Stated exercise -> Copy out all the records, word for word.

Data to process ->
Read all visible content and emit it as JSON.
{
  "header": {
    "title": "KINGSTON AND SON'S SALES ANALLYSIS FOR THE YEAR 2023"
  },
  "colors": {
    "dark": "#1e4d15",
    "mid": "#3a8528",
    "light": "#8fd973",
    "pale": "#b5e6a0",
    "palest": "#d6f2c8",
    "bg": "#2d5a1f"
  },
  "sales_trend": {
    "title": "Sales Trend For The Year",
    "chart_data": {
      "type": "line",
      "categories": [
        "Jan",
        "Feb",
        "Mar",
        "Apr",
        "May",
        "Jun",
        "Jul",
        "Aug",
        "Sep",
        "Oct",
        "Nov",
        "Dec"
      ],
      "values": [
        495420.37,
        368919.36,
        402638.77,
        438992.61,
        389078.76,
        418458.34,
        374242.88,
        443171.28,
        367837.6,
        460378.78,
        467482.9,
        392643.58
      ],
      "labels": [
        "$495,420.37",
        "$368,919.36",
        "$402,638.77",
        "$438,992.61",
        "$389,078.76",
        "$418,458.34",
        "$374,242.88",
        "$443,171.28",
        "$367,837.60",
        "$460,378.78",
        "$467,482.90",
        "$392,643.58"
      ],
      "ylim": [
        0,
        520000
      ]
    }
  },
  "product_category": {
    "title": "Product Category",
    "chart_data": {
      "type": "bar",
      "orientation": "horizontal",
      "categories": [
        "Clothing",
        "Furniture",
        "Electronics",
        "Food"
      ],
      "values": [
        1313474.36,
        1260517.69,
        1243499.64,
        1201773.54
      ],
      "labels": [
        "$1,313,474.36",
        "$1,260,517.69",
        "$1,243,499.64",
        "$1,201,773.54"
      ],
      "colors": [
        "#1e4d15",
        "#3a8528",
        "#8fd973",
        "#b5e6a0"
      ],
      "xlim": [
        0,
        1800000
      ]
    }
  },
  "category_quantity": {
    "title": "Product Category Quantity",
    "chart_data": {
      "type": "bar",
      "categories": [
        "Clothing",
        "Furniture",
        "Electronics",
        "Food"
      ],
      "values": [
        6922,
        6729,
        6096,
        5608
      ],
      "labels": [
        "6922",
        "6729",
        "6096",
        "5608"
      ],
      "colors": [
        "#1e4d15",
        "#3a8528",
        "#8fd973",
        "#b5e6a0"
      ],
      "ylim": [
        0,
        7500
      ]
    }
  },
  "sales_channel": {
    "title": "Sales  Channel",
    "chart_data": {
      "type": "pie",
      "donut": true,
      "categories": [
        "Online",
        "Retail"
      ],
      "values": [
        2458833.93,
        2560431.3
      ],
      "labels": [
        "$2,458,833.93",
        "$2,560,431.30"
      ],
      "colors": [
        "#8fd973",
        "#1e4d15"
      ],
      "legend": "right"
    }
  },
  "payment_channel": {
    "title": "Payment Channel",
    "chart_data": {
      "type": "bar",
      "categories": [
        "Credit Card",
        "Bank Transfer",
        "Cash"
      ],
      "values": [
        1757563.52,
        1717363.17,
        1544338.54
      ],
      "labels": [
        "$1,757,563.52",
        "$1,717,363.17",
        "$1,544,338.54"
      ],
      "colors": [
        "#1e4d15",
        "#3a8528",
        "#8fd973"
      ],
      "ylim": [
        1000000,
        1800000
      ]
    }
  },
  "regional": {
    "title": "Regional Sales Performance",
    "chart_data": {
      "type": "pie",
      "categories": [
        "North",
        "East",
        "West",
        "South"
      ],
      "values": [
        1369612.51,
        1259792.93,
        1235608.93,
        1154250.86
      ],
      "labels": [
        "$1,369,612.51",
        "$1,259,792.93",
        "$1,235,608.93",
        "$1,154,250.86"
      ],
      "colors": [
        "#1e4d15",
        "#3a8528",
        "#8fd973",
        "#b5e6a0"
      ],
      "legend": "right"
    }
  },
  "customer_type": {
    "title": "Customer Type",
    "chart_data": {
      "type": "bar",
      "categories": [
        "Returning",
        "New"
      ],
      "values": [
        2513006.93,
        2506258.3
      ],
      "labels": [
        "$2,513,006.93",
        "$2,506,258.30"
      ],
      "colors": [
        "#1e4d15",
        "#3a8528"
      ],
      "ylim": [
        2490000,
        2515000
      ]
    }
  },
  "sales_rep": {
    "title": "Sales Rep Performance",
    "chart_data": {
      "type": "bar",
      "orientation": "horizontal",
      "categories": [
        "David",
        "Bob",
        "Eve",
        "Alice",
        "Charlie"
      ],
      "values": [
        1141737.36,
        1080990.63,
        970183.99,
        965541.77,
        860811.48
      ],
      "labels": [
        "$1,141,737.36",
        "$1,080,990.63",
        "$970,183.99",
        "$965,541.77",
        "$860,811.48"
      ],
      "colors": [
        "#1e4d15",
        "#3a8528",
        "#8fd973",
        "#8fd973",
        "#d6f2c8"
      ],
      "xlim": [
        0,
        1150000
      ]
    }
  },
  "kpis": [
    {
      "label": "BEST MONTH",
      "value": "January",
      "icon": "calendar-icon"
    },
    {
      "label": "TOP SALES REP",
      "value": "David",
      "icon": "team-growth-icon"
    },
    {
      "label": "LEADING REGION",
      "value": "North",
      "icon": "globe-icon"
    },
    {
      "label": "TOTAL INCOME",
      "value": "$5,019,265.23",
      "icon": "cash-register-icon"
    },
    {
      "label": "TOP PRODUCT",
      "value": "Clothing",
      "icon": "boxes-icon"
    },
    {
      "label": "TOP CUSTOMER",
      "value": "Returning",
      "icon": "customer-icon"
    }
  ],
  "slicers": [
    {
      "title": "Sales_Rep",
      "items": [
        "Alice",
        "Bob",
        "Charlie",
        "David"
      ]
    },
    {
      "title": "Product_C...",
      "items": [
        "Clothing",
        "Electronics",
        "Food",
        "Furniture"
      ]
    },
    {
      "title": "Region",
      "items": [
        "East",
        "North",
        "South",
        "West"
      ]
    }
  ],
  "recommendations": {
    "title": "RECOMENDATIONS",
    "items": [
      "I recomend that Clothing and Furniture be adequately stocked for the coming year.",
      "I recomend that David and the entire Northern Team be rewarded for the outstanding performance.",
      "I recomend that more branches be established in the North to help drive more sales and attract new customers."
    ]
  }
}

Full solution ->
Read all visible content and emit it as JSON.
{
  "header": {
    "title": "KINGSTON AND SON'S SALES ANALLYSIS FOR THE YEAR 2023"
  },
  "colors": {
    "dark": "#1e4d15",
    "mid": "#3a8528",
    "light": "#8fd973",
    "pale": "#b5e6a0",
    "palest": "#d6f2c8",
    "bg": "#2d5a1f"
  },
  "sales_trend": {
    "title": "Sales Trend For The Year",
    "chart_data": {
      "type": "line",
      "categories": [
        "Jan",
        "Feb",
        "Mar",
        "Apr",
        "May",
        "Jun",
        "Jul",
        "Aug",
        "Sep",
        "Oct",
        "Nov",
        "Dec"
      ],
      "values": [
        495420.37,
        368919.36,
        402638.77,
        438992.61,
        389078.76,
        418458.34,
        374242.88,
        443171.28,
        367837.6,
        460378.78,
        467482.9,
        392643.58
      ],
      "labels": [
        "$495,420.37",
        "$368,919.36",
        "$402,638.77",
        "$438,992.61",
        "$389,078.76",
        "$418,458.34",
        "$374,242.88",
        "$443,171.28",
        "$367,837.60",
        "$460,378.78",
        "$467,482.90",
        "$392,643.58"
      ],
      "ylim": [
        0,
        520000
      ]
    }
  },
  "product_category": {
    "title": "Product Category",
    "chart_data": {
      "type": "bar",
      "orientation": "horizontal",
      "categories": [
        "Clothing",
        "Furniture",
        "Electronics",
        "Food"
      ],
      "values": [
        1313474.36,
        1260517.69,
        1243499.64,
        1201773.54
      ],
      "labels": [
        "$1,313,474.36",
        "$1,260,517.69",
        "$1,243,499.64",
        "$1,201,773.54"
      ],
      "colors": [
        "#1e4d15",
        "#3a8528",
        "#8fd973",
        "#b5e6a0"
      ],
      "xlim": [
        0,
        1800000
      ]
    }
  },
  "category_quantity": {
    "title": "Product Category Quantity",
    "chart_data": {
      "type": "bar",
      "categories": [
        "Clothing",
        "Furniture",
        "Electronics",
        "Food"
      ],
      "values": [
        6922,
        6729,
        6096,
        5608
      ],
      "labels": [
        "6922",
        "6729",
        "6096",
        "5608"
      ],
      "colors": [
        "#1e4d15",
        "#3a8528",
        "#8fd973",
        "#b5e6a0"
      ],
      "ylim": [
        0,
        7500
      ]
    }
  },
  "sales_channel": {
    "title": "Sales  Channel",
    "chart_data": {
      "type": "pie",
      "donut": true,
      "categories": [
        "Online",
        "Retail"
      ],
      "values": [
        2458833.93,
        2560431.3
      ],
      "labels": [
        "$2,458,833.93",
        "$2,560,431.30"
      ],
      "colors": [
        "#8fd973",
        "#1e4d15"
      ],
      "legend": "right"
    }
  },
  "payment_channel": {
    "title": "Payment Channel",
    "chart_data": {
      "type": "bar",
      "categories": [
        "Credit Card",
        "Bank Transfer",
        "Cash"
      ],
      "values": [
        1757563.52,
        1717363.17,
        1544338.54
      ],
      "labels": [
        "$1,757,563.52",
        "$1,717,363.17",
        "$1,544,338.54"
      ],
      "colors": [
        "#1e4d15",
        "#3a8528",
        "#8fd973"
      ],
      "ylim": [
        1000000,
        1800000
      ]
    }
  },
  "regional": {
    "title": "Regional Sales Performance",
    "chart_data": {
      "type": "pie",
      "categories": [
        "North",
        "East",
        "West",
        "South"
      ],
      "values": [
        1369612.51,
        1259792.93,
        1235608.93,
        1154250.86
      ],
      "labels": [
        "$1,369,612.51",
        "$1,259,792.93",
        "$1,235,608.93",
        "$1,154,250.86"
      ],
      "colors": [
        "#1e4d15",
        "#3a8528",
        "#8fd973",
        "#b5e6a0"
      ],
      "legend": "right"
    }
  },
  "customer_type": {
    "title": "Customer Type",
    "chart_data": {
      "type": "bar",
      "categories": [
        "Returning",
        "New"
      ],
      "values": [
        2513006.93,
        2506258.3
      ],
      "labels": [
        "$2,513,006.93",
        "$2,506,258.30"
      ],
      "colors": [
        "#1e4d15",
        "#3a8528"
      ],
      "ylim": [
        2490000,
        2515000
      ]
    }
  },
  "sales_rep": {
    "title": "Sales Rep Performance",
    "chart_data": {
      "type": "bar",
      "orientation": "horizontal",
      "categories": [
        "David",
        "Bob",
        "Eve",
        "Alice",
        "Charlie"
      ],
      "values": [
        1141737.36,
        1080990.63,
        970183.99,
        965541.77,
        860811.48
      ],
      "labels": [
        "$1,141,737.36",
        "$1,080,990.63",
        "$970,183.99",
        "$965,541.77",
        "$860,811.48"
      ],
      "colors": [
        "#1e4d15",
        "#3a8528",
        "#8fd973",
        "#8fd973",
        "#d6f2c8"
      ],
      "xlim": [
        0,
        1150000
      ]
    }
  },
  "kpis": [
    {
      "label": "BEST MONTH",
      "value": "January",
      "icon": "calendar-icon"
    },
    {
      "label": "TOP SALES REP",
      "value": "David",
      "icon": "team-growth-icon"
    },
    {
      "label": "LEADING REGION",
      "value": "North",
      "icon": "globe-icon"
    },
    {
      "label": "TOTAL INCOME",
      "value": "$5,019,265.23",
      "icon": "cash-register-icon"
    },
    {
      "label": "TOP PRODUCT",
      "value": "Clothing",
      "icon": "boxes-icon"
    },
    {
      "label": "TOP CUSTOMER",
      "value": "Returning",
      "icon": "customer-icon"
    }
  ],
  "slicers": [
    {
      "title": "Sales_Rep",
      "items": [
        "Alice",
        "Bob",
        "Charlie",
        "David"
      ]
    },
    {
      "title": "Product_C...",
      "items": [
        "Clothing",
        "Electronics",
        "Food",
        "Furniture"
      ]
    },
    {
      "title": "Region",
      "items": [
        "East",
        "North",
        "South",
        "West"
      ]
    }
  ],
  "recommendations": {
    "title": "RECOMENDATIONS",
    "items": [
      "I recomend that Clothing and Furniture be adequately stocked for the coming year.",
      "I recomend that David and the entire Northern Team be rewarded for the outstanding performance.",
      "I recomend that more branches be established in the North to help drive more sales and attract new customers."
    ]
  }
}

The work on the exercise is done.